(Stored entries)
* * * * * * * * *
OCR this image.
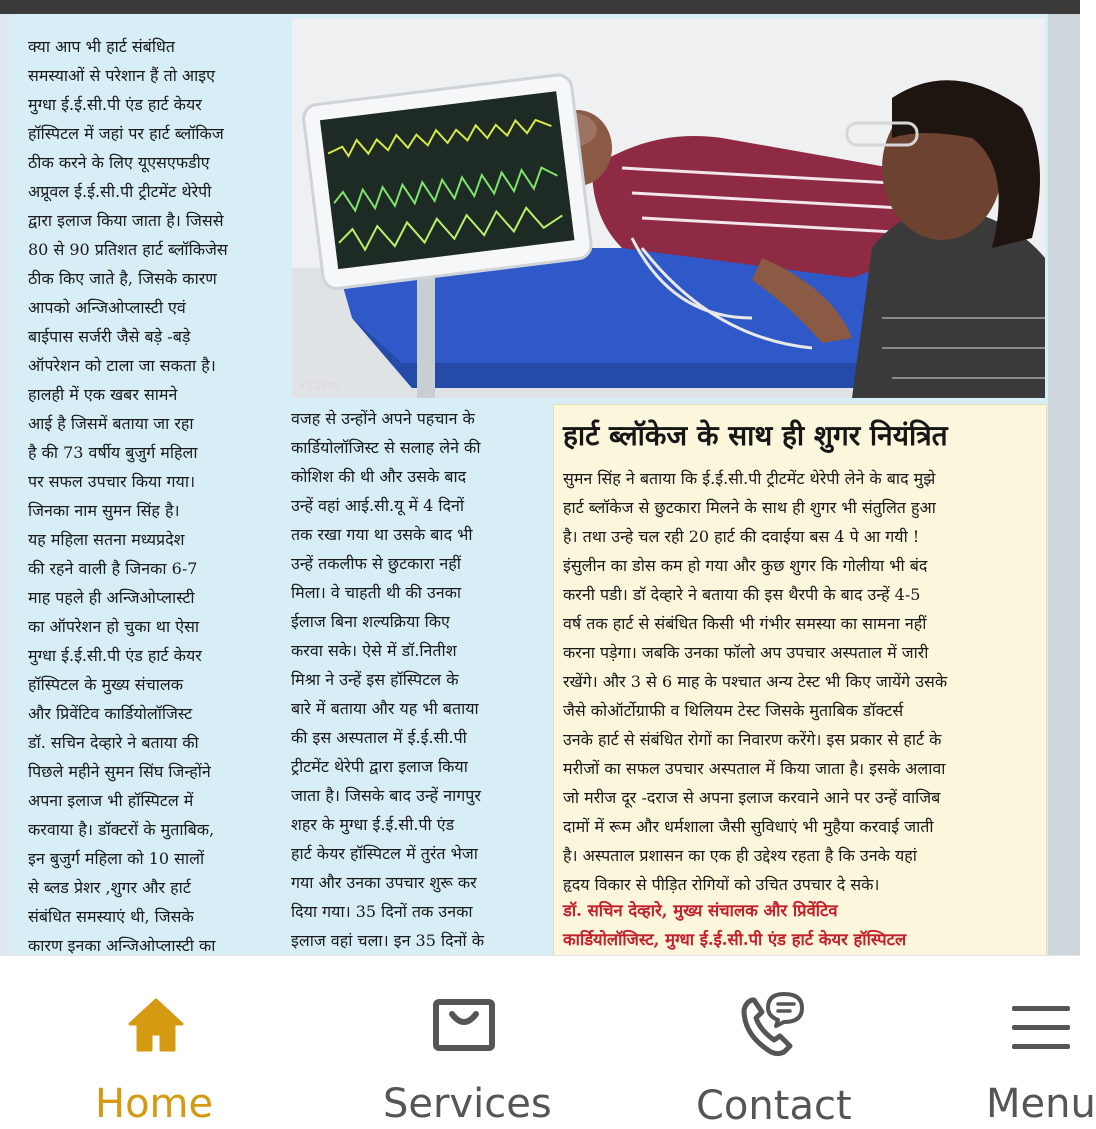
क्या आप भी हार्ट संबंधित
समस्याओं से परेशान हैं तो आइए
मुग्धा ई.ई.सी.पी एंड हार्ट केयर
हॉस्पिटल में जहां पर हार्ट ब्लॉकिज
ठीक करने के लिए यूएसएफडीए
अप्रूवल ई.ई.सी.पी ट्रीटमेंट थेरेपी
द्वारा इलाज किया जाता है। जिससे
80 से 90 प्रतिशत हार्ट ब्लॉकिजेस
ठीक किए जाते है, जिसके कारण
आपको अन्जिओप्लास्टी एवं
बाईपास सर्जरी जैसे बड़े -बड़े
ऑपरेशन को टाला जा सकता है।
हालही में एक खबर सामने
आई है जिसमें बताया जा रहा
है की 73 वर्षीय बुजुर्ग महिला
पर सफल उपचार किया गया।
जिनका नाम सुमन सिंह है।
यह महिला सतना मध्यप्रदेश
की रहने वाली है जिनका 6-7
माह पहले ही अन्जिओप्लास्टी
का ऑपरेशन हो चुका था ऐसा
मुग्धा ई.ई.सी.पी एंड हार्ट केयर
हॉस्पिटल के मुख्य संचालक
और प्रिवेंटिव कार्डियोलॉजिस्ट
डॉ. सचिन देव्हारे ने बताया की
पिछले महीने सुमन सिंघ जिन्होंने
अपना इलाज भी हॉस्पिटल में
करवाया है। डॉक्टरों के मुताबिक,
इन बुजुर्ग महिला को 10 सालों
से ब्लड प्रेशर ,शुगर और हार्ट
संबंधित समस्याएं थी, जिसके
कारण इनका अन्जिओप्लास्टी का
V11Pro
वजह से उन्होंने अपने पहचान के
कार्डियोलॉजिस्ट से सलाह लेने की
कोशिश की थी और उसके बाद
उन्हें वहां आई.सी.यू में 4 दिनों
तक रखा गया था उसके बाद भी
उन्हें तकलीफ से छुटकारा नहीं
मिला। वे चाहती थी की उनका
ईलाज बिना शल्यक्रिया किए
करवा सके। ऐसे में डॉ.नितीश
मिश्रा ने उन्हें इस हॉस्पिटल के
बारे में बताया और यह भी बताया
की इस अस्पताल में ई.ई.सी.पी
ट्रीटमेंट थेरेपी द्वारा इलाज किया
जाता है। जिसके बाद उन्हें नागपुर
शहर के मुग्धा ई.ई.सी.पी एंड
हार्ट केयर हॉस्पिटल में तुरंत भेजा
गया और उनका उपचार शुरू कर
दिया गया। 35 दिनों तक उनका
इलाज वहां चला। इन 35 दिनों के
हार्ट ब्लॉकेज के साथ ही शुगर नियंत्रित
सुमन सिंह ने बताया कि ई.ई.सी.पी ट्रीटमेंट थेरेपी लेने के बाद मुझे
हार्ट ब्लॉकेज से छुटकारा मिलने के साथ ही शुगर भी संतुलित हुआ
है। तथा उन्हे चल रही 20 हार्ट की दवाईया बस 4 पे आ गयी !
इंसुलीन का डोस कम हो गया और कुछ शुगर कि गोलीया भी बंद
करनी पडी। डॉ देव्हारे ने बताया की इस थैरपी के बाद उन्हें 4-5
वर्ष तक हार्ट से संबंधित किसी भी गंभीर समस्या का सामना नहीं
करना पड़ेगा। जबकि उनका फॉलो अप उपचार अस्पताल में जारी
रखेंगे। और 3 से 6 माह के पश्चात अन्य टेस्ट भी किए जायेंगे उसके
जैसे कोऑर्टोग्राफी व थिलियम टेस्ट जिसके मुताबिक डॉक्टर्स
उनके हार्ट से संबंधित रोगों का निवारण करेंगे। इस प्रकार से हार्ट के
मरीजों का सफल उपचार अस्पताल में किया जाता है। इसके अलावा
जो मरीज दूर -दराज से अपना इलाज करवाने आने पर उन्हें वाजिब
दामों में रूम और धर्मशाला जैसी सुविधाएं भी मुहैया करवाई जाती
है। अस्पताल प्रशासन का एक ही उद्देश्य रहता है कि उनके यहां
हृदय विकार से पीड़ित रोगियों को उचित उपचार दे सके।
डॉ. सचिन देव्हारे, मुख्य संचालक और प्रिवेंटिव
कार्डियोलॉजिस्ट, मुग्धा ई.ई.सी.पी एंड हार्ट केयर हॉस्पिटल
Home	Services	Contact	Menu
* * * * * * * * *
**TASK DIRECTIONS**.
Every record must be copied exactly, with images dropped from the result.

**WORKED SOLUTION**.
OCR this image.
क्या आप भी हार्ट संबंधित
समस्याओं से परेशान हैं तो आइए
मुग्धा ई.ई.सी.पी एंड हार्ट केयर
हॉस्पिटल में जहां पर हार्ट ब्लॉकिज
ठीक करने के लिए यूएसएफडीए
अप्रूवल ई.ई.सी.पी ट्रीटमेंट थेरेपी
द्वारा इलाज किया जाता है। जिससे
80 से 90 प्रतिशत हार्ट ब्लॉकिजेस
ठीक किए जाते है, जिसके कारण
आपको अन्जिओप्लास्टी एवं
बाईपास सर्जरी जैसे बड़े -बड़े
ऑपरेशन को टाला जा सकता है।
हालही में एक खबर सामने
आई है जिसमें बताया जा रहा
है की 73 वर्षीय बुजुर्ग महिला
पर सफल उपचार किया गया।
जिनका नाम सुमन सिंह है।
यह महिला सतना मध्यप्रदेश
की रहने वाली है जिनका 6-7
माह पहले ही अन्जिओप्लास्टी
का ऑपरेशन हो चुका था ऐसा
मुग्धा ई.ई.सी.पी एंड हार्ट केयर
हॉस्पिटल के मुख्य संचालक
और प्रिवेंटिव कार्डियोलॉजिस्ट
डॉ. सचिन देव्हारे ने बताया की
पिछले महीने सुमन सिंघ जिन्होंने
अपना इलाज भी हॉस्पिटल में
करवाया है। डॉक्टरों के मुताबिक,
इन बुजुर्ग महिला को 10 सालों
से ब्लड प्रेशर ,शुगर और हार्ट
संबंधित समस्याएं थी, जिसके
कारण इनका अन्जिओप्लास्टी का
V11Pro
वजह से उन्होंने अपने पहचान के
कार्डियोलॉजिस्ट से सलाह लेने की
कोशिश की थी और उसके बाद
उन्हें वहां आई.सी.यू में 4 दिनों
तक रखा गया था उसके बाद भी
उन्हें तकलीफ से छुटकारा नहीं
मिला। वे चाहती थी की उनका
ईलाज बिना शल्यक्रिया किए
करवा सके। ऐसे में डॉ.नितीश
मिश्रा ने उन्हें इस हॉस्पिटल के
बारे में बताया और यह भी बताया
की इस अस्पताल में ई.ई.सी.पी
ट्रीटमेंट थेरेपी द्वारा इलाज किया
जाता है। जिसके बाद उन्हें नागपुर
शहर के मुग्धा ई.ई.सी.पी एंड
हार्ट केयर हॉस्पिटल में तुरंत भेजा
गया और उनका उपचार शुरू कर
दिया गया। 35 दिनों तक उनका
इलाज वहां चला। इन 35 दिनों के
हार्ट ब्लॉकेज के साथ ही शुगर नियंत्रित
सुमन सिंह ने बताया कि ई.ई.सी.पी ट्रीटमेंट थेरेपी लेने के बाद मुझे
हार्ट ब्लॉकेज से छुटकारा मिलने के साथ ही शुगर भी संतुलित हुआ
है। तथा उन्हे चल रही 20 हार्ट की दवाईया बस 4 पे आ गयी !
इंसुलीन का डोस कम हो गया और कुछ शुगर कि गोलीया भी बंद
करनी पडी। डॉ देव्हारे ने बताया की इस थैरपी के बाद उन्हें 4-5
वर्ष तक हार्ट से संबंधित किसी भी गंभीर समस्या का सामना नहीं
करना पड़ेगा। जबकि उनका फॉलो अप उपचार अस्पताल में जारी
रखेंगे। और 3 से 6 माह के पश्चात अन्य टेस्ट भी किए जायेंगे उसके
जैसे कोऑर्टोग्राफी व थिलियम टेस्ट जिसके मुताबिक डॉक्टर्स
उनके हार्ट से संबंधित रोगों का निवारण करेंगे। इस प्रकार से हार्ट के
मरीजों का सफल उपचार अस्पताल में किया जाता है। इसके अलावा
जो मरीज दूर -दराज से अपना इलाज करवाने आने पर उन्हें वाजिब
दामों में रूम और धर्मशाला जैसी सुविधाएं भी मुहैया करवाई जाती
है। अस्पताल प्रशासन का एक ही उद्देश्य रहता है कि उनके यहां
हृदय विकार से पीड़ित रोगियों को उचित उपचार दे सके।
डॉ. सचिन देव्हारे, मुख्य संचालक और प्रिवेंटिव
कार्डियोलॉजिस्ट, मुग्धा ई.ई.सी.पी एंड हार्ट केयर हॉस्पिटल
Home	Services	Contact	Menu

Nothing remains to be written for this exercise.